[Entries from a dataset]
-------

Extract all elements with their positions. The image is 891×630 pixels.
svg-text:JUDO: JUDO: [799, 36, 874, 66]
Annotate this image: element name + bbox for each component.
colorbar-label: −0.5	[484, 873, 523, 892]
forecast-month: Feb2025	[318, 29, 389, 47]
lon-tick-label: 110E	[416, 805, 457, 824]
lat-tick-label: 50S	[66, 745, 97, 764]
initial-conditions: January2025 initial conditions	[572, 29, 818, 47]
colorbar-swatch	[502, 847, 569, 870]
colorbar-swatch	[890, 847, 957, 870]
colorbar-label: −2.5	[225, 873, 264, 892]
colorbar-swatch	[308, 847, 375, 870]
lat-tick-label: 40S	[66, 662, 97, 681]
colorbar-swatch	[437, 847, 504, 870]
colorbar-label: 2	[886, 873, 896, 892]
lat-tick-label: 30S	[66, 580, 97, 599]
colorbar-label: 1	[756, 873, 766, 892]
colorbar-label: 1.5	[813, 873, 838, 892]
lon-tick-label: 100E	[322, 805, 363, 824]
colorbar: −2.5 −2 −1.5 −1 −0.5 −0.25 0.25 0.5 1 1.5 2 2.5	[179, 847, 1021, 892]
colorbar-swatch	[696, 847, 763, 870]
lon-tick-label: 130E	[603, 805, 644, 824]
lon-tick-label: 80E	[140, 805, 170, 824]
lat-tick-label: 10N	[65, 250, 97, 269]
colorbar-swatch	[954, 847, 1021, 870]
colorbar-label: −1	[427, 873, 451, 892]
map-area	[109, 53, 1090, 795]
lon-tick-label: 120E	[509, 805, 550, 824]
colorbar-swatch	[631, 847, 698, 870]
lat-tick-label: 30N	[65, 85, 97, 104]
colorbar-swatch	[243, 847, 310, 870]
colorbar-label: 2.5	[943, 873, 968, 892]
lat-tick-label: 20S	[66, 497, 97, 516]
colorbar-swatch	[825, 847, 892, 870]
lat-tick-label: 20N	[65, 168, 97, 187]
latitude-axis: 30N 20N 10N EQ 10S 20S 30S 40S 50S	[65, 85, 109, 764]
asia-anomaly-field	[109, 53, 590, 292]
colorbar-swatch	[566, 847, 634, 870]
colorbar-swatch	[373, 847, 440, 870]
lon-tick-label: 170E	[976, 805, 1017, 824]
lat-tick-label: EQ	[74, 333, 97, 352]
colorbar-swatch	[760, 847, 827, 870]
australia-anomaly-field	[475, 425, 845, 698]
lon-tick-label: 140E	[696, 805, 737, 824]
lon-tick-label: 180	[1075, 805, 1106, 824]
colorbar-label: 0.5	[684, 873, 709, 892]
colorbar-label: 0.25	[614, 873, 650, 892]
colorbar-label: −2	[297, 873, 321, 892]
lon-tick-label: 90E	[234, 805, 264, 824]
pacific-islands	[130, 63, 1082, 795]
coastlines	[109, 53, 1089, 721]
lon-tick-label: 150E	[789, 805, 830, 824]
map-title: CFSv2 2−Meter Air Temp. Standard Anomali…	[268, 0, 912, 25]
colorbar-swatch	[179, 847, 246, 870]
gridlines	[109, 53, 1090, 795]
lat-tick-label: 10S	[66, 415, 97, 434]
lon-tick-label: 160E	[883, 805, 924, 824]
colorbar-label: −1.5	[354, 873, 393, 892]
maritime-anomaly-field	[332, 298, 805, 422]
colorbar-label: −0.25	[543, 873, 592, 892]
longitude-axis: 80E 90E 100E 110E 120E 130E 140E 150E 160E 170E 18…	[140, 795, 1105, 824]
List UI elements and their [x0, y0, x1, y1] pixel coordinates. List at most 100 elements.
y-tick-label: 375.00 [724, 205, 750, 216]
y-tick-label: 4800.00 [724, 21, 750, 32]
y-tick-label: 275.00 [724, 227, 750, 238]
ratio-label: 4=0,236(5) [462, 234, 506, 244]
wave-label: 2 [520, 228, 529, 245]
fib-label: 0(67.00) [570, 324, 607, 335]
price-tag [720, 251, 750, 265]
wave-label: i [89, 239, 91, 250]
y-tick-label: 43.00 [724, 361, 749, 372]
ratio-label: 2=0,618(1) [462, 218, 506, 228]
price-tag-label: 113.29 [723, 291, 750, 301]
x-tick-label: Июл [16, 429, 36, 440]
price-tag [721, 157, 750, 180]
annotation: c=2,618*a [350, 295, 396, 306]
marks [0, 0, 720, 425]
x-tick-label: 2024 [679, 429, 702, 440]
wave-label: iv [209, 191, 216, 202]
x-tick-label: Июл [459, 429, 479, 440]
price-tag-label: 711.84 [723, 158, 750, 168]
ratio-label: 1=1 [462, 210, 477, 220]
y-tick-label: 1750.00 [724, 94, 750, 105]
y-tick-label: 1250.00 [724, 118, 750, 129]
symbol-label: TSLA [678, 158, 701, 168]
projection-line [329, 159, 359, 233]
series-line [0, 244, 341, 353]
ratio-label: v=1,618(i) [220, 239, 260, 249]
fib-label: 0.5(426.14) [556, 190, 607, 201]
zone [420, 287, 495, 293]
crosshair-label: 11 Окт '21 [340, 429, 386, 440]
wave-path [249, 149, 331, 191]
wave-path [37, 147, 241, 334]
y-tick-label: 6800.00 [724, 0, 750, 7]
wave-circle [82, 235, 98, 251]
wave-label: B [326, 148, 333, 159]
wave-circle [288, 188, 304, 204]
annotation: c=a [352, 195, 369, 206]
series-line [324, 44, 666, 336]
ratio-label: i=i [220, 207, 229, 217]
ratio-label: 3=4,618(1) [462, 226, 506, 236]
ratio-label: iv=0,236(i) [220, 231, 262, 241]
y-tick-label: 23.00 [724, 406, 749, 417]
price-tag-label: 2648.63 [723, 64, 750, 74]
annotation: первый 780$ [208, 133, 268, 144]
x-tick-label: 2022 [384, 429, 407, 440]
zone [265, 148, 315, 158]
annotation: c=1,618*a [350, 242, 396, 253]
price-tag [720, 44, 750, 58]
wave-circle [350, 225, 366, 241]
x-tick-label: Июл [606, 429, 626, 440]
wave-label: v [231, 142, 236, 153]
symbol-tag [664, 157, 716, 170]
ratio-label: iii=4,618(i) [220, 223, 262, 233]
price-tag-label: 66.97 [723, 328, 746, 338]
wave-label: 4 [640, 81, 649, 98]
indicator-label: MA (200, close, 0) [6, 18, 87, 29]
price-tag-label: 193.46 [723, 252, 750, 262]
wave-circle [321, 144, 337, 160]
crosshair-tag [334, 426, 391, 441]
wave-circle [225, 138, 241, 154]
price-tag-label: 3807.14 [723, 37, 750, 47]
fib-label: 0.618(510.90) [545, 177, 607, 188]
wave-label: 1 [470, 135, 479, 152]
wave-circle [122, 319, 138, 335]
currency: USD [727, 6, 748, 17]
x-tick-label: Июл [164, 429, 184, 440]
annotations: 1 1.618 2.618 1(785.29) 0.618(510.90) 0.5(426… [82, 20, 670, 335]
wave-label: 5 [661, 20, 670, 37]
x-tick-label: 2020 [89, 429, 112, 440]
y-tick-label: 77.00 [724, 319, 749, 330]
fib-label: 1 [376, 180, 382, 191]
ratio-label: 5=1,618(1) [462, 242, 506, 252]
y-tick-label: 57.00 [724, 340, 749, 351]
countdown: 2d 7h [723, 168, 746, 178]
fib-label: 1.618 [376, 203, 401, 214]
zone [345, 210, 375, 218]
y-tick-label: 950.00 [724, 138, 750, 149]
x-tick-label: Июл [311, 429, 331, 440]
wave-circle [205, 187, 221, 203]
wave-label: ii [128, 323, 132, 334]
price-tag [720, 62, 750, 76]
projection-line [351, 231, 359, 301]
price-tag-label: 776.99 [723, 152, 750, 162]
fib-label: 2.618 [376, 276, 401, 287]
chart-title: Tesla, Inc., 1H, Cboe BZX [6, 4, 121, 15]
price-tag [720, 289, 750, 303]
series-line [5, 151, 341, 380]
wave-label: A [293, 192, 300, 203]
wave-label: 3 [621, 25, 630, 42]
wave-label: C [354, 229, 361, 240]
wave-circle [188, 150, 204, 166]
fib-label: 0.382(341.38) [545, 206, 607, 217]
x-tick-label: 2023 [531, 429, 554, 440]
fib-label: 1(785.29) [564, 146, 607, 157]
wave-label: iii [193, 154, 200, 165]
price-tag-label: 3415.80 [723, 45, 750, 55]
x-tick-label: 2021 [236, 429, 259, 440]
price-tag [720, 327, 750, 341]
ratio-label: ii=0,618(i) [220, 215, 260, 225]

-------

- _Task to carry out_
Please return the lines from the start of the entries through the line with "805, 644, 824]", without changing anything, ends included.

- _Expected answer_
Extract all elements with their positions. The image is 891×630 pixels.
svg-text:JUDO: JUDO: [799, 36, 874, 66]
Annotate this image: element name + bbox for each component.
colorbar-label: −0.5	[484, 873, 523, 892]
forecast-month: Feb2025	[318, 29, 389, 47]
lon-tick-label: 110E	[416, 805, 457, 824]
lat-tick-label: 50S	[66, 745, 97, 764]
initial-conditions: January2025 initial conditions	[572, 29, 818, 47]
colorbar-swatch	[502, 847, 569, 870]
colorbar-swatch	[890, 847, 957, 870]
colorbar-label: −2.5	[225, 873, 264, 892]
colorbar-swatch	[308, 847, 375, 870]
lat-tick-label: 40S	[66, 662, 97, 681]
colorbar-swatch	[437, 847, 504, 870]
colorbar-label: 2	[886, 873, 896, 892]
lat-tick-label: 30S	[66, 580, 97, 599]
colorbar-label: 1	[756, 873, 766, 892]
colorbar-label: 1.5	[813, 873, 838, 892]
lon-tick-label: 100E	[322, 805, 363, 824]
colorbar: −2.5 −2 −1.5 −1 −0.5 −0.25 0.25 0.5 1 1.5 2 2.5	[179, 847, 1021, 892]
colorbar-swatch	[696, 847, 763, 870]
lon-tick-label: 130E	[603, 805, 644, 824]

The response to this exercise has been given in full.